Start of PROVIDED DATA
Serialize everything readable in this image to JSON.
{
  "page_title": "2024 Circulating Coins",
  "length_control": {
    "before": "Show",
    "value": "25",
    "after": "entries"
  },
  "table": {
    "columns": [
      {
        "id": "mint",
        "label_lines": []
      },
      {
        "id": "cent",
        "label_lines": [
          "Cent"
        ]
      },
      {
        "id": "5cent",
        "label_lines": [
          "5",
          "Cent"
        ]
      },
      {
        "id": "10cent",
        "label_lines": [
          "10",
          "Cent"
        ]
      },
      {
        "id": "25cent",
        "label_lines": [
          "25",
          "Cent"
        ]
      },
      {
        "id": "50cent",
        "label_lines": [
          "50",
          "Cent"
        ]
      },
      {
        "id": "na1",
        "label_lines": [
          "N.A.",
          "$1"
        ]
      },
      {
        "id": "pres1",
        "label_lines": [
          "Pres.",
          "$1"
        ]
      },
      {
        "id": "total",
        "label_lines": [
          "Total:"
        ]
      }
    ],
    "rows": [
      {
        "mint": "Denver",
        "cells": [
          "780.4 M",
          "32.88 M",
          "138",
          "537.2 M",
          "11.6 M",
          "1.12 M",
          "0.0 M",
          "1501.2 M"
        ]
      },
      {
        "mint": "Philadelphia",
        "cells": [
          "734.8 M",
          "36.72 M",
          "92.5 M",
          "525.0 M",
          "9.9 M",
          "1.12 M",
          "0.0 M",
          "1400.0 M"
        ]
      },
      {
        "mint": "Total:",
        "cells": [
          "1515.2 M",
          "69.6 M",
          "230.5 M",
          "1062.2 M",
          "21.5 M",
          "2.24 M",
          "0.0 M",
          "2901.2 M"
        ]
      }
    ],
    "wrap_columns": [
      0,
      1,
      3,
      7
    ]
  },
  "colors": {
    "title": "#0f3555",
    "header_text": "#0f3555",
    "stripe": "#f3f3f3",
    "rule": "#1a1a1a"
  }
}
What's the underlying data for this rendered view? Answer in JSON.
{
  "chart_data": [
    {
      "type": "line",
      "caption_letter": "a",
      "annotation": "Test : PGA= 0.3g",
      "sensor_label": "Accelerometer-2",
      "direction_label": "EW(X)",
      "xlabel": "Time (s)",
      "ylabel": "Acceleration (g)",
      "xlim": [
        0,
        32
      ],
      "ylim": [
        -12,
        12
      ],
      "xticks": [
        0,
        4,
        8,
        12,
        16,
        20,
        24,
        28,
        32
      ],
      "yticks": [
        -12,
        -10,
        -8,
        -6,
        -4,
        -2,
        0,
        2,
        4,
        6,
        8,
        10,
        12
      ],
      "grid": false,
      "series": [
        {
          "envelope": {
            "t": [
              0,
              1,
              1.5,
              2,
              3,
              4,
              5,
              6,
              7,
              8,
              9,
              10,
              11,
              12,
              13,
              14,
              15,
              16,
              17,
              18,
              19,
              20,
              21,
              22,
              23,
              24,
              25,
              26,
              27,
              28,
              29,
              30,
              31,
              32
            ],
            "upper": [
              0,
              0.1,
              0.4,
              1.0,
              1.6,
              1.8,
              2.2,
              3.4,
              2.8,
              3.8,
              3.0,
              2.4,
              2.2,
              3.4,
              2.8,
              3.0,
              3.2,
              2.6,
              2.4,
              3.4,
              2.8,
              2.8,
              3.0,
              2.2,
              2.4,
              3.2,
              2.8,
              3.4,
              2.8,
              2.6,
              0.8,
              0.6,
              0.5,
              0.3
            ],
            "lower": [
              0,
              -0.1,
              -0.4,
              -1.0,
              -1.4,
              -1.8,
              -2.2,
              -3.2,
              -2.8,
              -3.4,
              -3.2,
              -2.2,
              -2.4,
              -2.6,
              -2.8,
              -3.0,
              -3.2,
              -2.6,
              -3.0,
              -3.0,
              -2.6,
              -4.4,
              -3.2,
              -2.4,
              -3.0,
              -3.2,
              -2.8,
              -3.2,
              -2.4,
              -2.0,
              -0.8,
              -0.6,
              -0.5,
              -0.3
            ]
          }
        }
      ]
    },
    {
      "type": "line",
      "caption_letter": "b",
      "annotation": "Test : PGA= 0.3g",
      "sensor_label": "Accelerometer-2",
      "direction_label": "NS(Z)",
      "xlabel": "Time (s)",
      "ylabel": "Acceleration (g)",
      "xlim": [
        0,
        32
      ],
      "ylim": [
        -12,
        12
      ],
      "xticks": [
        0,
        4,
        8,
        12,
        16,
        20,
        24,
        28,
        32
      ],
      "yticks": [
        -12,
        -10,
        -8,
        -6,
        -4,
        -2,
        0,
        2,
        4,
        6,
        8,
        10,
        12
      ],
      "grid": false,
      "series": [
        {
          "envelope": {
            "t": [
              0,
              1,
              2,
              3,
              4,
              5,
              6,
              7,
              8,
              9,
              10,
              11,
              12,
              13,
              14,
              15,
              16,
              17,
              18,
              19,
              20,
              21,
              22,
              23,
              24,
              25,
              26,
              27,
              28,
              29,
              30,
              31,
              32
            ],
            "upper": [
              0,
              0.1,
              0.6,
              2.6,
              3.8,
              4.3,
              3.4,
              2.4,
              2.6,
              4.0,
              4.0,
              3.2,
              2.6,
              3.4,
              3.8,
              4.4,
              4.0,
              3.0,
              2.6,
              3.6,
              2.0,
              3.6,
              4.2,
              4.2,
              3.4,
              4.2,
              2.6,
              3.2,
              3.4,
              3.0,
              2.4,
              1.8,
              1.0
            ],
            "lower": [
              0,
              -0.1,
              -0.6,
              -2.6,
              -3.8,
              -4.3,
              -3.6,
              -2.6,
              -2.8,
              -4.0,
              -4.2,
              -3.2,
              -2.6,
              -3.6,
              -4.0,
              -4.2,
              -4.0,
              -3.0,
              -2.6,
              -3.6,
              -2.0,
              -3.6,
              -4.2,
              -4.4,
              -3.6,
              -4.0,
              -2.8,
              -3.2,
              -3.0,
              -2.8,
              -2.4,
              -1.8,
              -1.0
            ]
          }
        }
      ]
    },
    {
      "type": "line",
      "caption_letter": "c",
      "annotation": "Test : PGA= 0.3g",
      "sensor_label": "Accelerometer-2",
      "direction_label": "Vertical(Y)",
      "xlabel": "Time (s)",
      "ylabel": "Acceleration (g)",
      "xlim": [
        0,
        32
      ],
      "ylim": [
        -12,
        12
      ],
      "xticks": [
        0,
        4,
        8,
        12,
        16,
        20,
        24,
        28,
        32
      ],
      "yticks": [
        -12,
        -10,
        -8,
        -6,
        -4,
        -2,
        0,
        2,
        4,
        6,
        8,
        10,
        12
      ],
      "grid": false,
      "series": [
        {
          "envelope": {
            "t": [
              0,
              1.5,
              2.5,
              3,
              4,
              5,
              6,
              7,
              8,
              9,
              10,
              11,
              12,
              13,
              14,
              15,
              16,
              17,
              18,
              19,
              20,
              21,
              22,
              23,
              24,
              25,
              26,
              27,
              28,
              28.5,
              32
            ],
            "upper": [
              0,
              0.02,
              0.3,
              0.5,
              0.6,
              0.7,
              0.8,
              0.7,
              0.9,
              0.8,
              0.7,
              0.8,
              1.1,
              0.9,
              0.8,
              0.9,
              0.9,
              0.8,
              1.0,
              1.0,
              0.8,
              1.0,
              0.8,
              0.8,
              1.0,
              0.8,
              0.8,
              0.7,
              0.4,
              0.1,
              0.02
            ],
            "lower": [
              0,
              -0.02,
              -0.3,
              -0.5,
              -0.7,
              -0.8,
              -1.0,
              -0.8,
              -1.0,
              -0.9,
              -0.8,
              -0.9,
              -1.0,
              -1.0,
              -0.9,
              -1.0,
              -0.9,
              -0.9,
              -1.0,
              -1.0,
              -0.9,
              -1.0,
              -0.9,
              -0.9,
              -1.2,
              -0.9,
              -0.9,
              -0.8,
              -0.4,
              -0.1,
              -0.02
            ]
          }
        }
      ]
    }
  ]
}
End of PROVIDED DATA
→ **EXERCISE**
Locate all lines that include the word "JSON" and copy them out.

→ **RESULT**
Serialize everything readable in this image to JSON.
What's the underlying data for this rendered view? Answer in JSON.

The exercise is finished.